KHSARA is an Arabic word that means “too bad” or “what a shame” as in “Too bad! She’s decent looking, educated, and from a good family… but still single.” KHSARA is a narrative film that tells the story of 29 year old Nisreen, a young Arab American woman who has lived her life to please everyone around her: her family, her faculty, her students, her friends, societal expectations and of course, her boyfriend. But after her relationships falls apart, the world she knows crumbles around her. Through Nisreen’s story, KHSARA aims to address several social issues surrounding Arab American identity, marriage, and immigrant communities. Through a fun and lively audience engagement strategy, KHSARA will engage a community of women and celebrate the playful energy surrounding the project. It seems every country has their own take on “khsara” and single women.

____

Task list »
(A) Copy the passage about the film KHSARA word for word, everything from "KHSARA is an" down to "and single women.".
(B) List the social issues that the passage about the film KHSARA says it aims to address.

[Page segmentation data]
____

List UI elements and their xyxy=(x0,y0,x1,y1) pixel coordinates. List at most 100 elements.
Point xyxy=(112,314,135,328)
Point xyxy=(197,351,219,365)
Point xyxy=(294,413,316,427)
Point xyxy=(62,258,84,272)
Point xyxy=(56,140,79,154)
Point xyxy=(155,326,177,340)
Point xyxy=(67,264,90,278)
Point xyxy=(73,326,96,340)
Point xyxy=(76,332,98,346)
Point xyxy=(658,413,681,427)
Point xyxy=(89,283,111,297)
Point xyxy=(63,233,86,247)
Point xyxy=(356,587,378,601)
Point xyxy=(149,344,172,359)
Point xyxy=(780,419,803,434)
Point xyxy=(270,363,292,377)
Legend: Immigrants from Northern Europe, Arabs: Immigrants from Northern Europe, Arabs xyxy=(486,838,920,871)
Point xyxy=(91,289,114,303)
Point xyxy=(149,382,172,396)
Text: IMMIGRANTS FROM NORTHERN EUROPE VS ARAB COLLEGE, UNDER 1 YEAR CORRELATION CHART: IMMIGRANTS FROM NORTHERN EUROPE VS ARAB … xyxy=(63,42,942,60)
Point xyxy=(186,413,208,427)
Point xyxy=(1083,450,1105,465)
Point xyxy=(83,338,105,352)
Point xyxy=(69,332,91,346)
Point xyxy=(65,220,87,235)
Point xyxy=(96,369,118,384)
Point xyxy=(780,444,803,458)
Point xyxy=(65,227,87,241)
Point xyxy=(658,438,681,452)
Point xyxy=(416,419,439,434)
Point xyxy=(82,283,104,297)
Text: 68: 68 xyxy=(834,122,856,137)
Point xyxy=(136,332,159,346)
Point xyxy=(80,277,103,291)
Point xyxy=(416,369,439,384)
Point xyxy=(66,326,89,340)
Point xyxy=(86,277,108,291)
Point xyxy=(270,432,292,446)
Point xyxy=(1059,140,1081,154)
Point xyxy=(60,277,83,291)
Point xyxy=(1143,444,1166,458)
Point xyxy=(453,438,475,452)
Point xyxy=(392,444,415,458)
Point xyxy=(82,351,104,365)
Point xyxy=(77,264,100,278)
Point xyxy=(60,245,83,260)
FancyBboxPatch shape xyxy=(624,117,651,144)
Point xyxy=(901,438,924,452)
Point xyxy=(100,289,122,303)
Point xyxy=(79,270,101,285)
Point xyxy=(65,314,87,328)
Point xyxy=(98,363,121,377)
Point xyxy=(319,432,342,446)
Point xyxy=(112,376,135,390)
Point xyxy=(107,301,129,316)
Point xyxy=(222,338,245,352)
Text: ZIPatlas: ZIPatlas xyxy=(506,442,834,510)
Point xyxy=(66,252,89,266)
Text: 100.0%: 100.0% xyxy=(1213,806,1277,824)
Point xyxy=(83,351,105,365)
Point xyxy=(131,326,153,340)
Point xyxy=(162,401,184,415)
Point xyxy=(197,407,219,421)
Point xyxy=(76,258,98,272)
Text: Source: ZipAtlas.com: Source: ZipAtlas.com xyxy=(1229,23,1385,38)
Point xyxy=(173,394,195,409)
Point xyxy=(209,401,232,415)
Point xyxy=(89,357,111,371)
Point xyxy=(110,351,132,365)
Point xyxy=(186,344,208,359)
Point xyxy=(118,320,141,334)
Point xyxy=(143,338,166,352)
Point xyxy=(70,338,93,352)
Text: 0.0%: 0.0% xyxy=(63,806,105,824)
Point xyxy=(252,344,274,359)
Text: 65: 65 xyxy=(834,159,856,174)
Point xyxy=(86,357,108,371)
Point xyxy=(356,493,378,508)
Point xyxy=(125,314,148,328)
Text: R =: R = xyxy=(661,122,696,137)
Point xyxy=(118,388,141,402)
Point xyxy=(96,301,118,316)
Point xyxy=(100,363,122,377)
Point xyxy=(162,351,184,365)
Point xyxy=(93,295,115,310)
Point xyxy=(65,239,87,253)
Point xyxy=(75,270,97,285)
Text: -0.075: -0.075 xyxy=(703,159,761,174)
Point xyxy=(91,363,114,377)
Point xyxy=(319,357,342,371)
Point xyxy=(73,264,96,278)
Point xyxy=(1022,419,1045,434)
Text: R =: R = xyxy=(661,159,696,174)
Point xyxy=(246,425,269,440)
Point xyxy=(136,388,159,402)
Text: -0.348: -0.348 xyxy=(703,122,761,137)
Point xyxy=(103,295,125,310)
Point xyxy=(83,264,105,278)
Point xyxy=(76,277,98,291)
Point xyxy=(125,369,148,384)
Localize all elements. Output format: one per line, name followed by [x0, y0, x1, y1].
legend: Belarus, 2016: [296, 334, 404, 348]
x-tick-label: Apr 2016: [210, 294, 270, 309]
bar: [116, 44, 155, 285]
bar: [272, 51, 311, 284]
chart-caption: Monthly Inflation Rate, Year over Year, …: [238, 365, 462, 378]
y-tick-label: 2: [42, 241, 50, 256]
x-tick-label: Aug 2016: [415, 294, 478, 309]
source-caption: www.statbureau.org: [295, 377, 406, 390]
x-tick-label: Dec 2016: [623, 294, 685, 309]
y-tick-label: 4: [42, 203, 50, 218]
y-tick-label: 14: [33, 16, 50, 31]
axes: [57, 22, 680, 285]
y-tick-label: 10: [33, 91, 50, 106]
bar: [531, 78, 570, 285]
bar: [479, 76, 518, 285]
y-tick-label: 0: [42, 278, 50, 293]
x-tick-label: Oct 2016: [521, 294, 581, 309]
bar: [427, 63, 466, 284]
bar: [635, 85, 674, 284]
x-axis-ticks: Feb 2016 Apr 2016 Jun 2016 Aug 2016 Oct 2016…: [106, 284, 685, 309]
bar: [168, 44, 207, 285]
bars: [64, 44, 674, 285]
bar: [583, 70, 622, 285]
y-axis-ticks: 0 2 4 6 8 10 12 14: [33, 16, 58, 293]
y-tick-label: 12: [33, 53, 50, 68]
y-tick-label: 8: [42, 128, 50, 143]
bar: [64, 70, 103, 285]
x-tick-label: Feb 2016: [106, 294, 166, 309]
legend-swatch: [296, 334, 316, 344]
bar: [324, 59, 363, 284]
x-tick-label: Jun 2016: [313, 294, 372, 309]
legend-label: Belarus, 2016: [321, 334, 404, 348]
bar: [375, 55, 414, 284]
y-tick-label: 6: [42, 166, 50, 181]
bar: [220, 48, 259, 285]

____

Task responses »
(A)
KHSARA is an Arabic word that means “too bad” or “what a shame” as in “Too bad! She’s decent looking, educated, and from a good family… but still single.” KHSARA is a narrative film that tells the story of 29 year old Nisreen, a young Arab American woman who has lived her life to please everyone around her: her family, her faculty, her students, her friends, societal expectations and of course, her boyfriend. But after her relationships falls apart, the world she knows crumbles around her. Through Nisreen’s story, KHSARA aims to address several social issues surrounding Arab American identity, marriage, and immigrant communities. Through a fun and lively audience engagement strategy, KHSARA will engage a community of women and celebrate the playful energy surrounding the project. It seems every country has their own take on “khsara” and single women.

(B) Arab American identity, marriage, and immigrant communities.